**Supplied material**
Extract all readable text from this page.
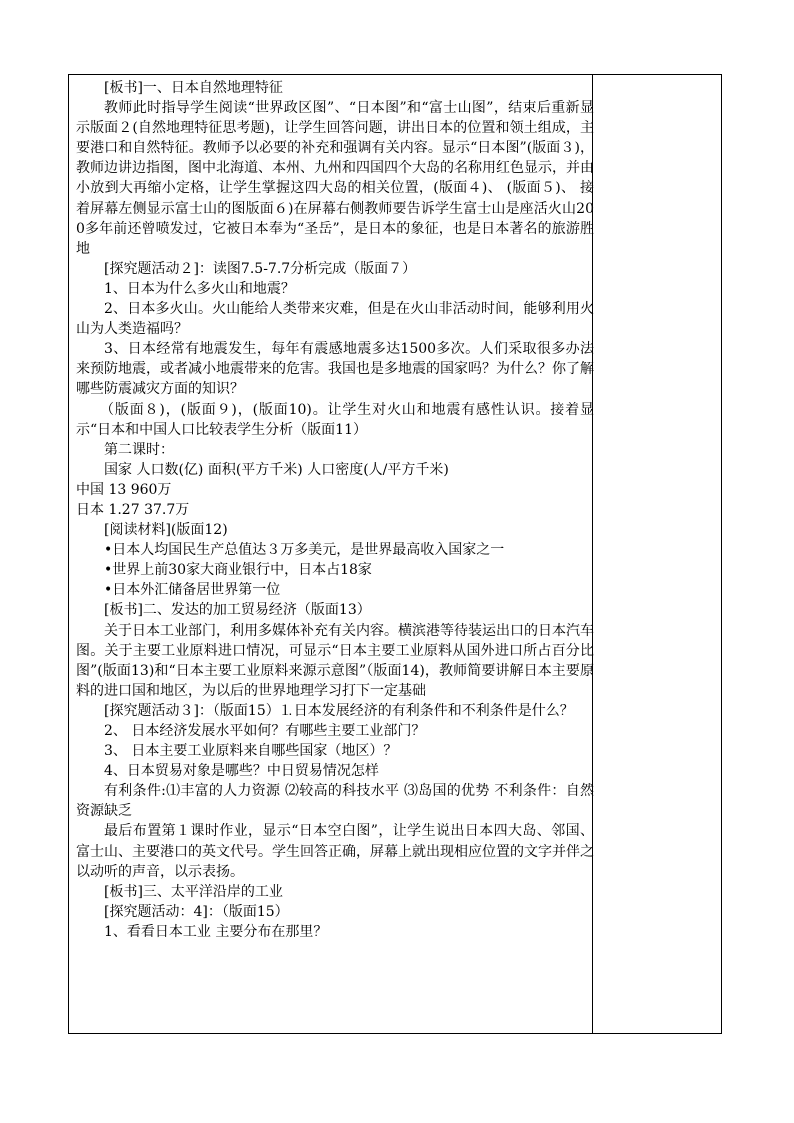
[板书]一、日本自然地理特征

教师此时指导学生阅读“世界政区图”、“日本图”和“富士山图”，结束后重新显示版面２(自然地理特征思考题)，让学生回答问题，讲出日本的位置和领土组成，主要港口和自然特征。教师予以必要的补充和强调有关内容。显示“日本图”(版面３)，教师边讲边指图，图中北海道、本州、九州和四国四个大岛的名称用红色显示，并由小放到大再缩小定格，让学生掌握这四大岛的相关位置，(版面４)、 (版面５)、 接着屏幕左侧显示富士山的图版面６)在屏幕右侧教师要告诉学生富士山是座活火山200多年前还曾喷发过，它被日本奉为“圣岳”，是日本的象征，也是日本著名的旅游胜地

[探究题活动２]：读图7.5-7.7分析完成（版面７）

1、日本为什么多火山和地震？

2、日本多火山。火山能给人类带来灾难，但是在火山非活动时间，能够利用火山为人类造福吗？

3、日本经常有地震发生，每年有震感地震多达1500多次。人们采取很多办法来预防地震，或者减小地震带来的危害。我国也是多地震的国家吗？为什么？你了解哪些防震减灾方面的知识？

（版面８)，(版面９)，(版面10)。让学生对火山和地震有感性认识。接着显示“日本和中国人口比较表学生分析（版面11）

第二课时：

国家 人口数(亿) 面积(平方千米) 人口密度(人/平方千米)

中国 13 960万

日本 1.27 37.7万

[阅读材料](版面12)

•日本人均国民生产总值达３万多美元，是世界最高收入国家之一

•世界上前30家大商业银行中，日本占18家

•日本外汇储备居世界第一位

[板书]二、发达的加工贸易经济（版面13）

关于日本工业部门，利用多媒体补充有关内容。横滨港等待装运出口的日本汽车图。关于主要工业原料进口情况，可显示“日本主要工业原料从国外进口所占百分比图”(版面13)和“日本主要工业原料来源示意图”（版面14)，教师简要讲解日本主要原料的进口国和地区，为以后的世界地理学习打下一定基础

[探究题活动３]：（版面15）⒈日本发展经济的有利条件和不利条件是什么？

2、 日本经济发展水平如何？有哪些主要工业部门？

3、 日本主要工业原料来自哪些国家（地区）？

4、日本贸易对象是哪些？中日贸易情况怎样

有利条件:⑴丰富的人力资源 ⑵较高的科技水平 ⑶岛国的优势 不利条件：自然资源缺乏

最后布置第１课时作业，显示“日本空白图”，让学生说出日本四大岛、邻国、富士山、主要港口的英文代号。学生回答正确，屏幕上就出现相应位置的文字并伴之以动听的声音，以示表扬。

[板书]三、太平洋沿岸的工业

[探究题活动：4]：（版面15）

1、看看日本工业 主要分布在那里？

**What you need to do**
Your task is to repeat the data above exactly while excluding the pictures.

**Result of the task**
Extract all readable text from this page.
[板书]一、日本自然地理特征

教师此时指导学生阅读“世界政区图”、“日本图”和“富士山图”，结束后重新显示版面２(自然地理特征思考题)，让学生回答问题，讲出日本的位置和领土组成，主要港口和自然特征。教师予以必要的补充和强调有关内容。显示“日本图”(版面３)，教师边讲边指图，图中北海道、本州、九州和四国四个大岛的名称用红色显示，并由小放到大再缩小定格，让学生掌握这四大岛的相关位置，(版面４)、 (版面５)、 接着屏幕左侧显示富士山的图版面６)在屏幕右侧教师要告诉学生富士山是座活火山200多年前还曾喷发过，它被日本奉为“圣岳”，是日本的象征，也是日本著名的旅游胜地

[探究题活动２]：读图7.5-7.7分析完成（版面７）

1、日本为什么多火山和地震？

2、日本多火山。火山能给人类带来灾难，但是在火山非活动时间，能够利用火山为人类造福吗？

3、日本经常有地震发生，每年有震感地震多达1500多次。人们采取很多办法来预防地震，或者减小地震带来的危害。我国也是多地震的国家吗？为什么？你了解哪些防震减灾方面的知识？

（版面８)，(版面９)，(版面10)。让学生对火山和地震有感性认识。接着显示“日本和中国人口比较表学生分析（版面11）

第二课时：

国家 人口数(亿) 面积(平方千米) 人口密度(人/平方千米)

中国 13 960万

日本 1.27 37.7万

[阅读材料](版面12)

•日本人均国民生产总值达３万多美元，是世界最高收入国家之一

•世界上前30家大商业银行中，日本占18家

•日本外汇储备居世界第一位

[板书]二、发达的加工贸易经济（版面13）

关于日本工业部门，利用多媒体补充有关内容。横滨港等待装运出口的日本汽车图。关于主要工业原料进口情况，可显示“日本主要工业原料从国外进口所占百分比图”(版面13)和“日本主要工业原料来源示意图”（版面14)，教师简要讲解日本主要原料的进口国和地区，为以后的世界地理学习打下一定基础

[探究题活动３]：（版面15）⒈日本发展经济的有利条件和不利条件是什么？

2、 日本经济发展水平如何？有哪些主要工业部门？

3、 日本主要工业原料来自哪些国家（地区）？

4、日本贸易对象是哪些？中日贸易情况怎样

有利条件:⑴丰富的人力资源 ⑵较高的科技水平 ⑶岛国的优势 不利条件：自然资源缺乏

最后布置第１课时作业，显示“日本空白图”，让学生说出日本四大岛、邻国、富士山、主要港口的英文代号。学生回答正确，屏幕上就出现相应位置的文字并伴之以动听的声音，以示表扬。

[板书]三、太平洋沿岸的工业

[探究题活动：4]：（版面15）

1、看看日本工业 主要分布在那里？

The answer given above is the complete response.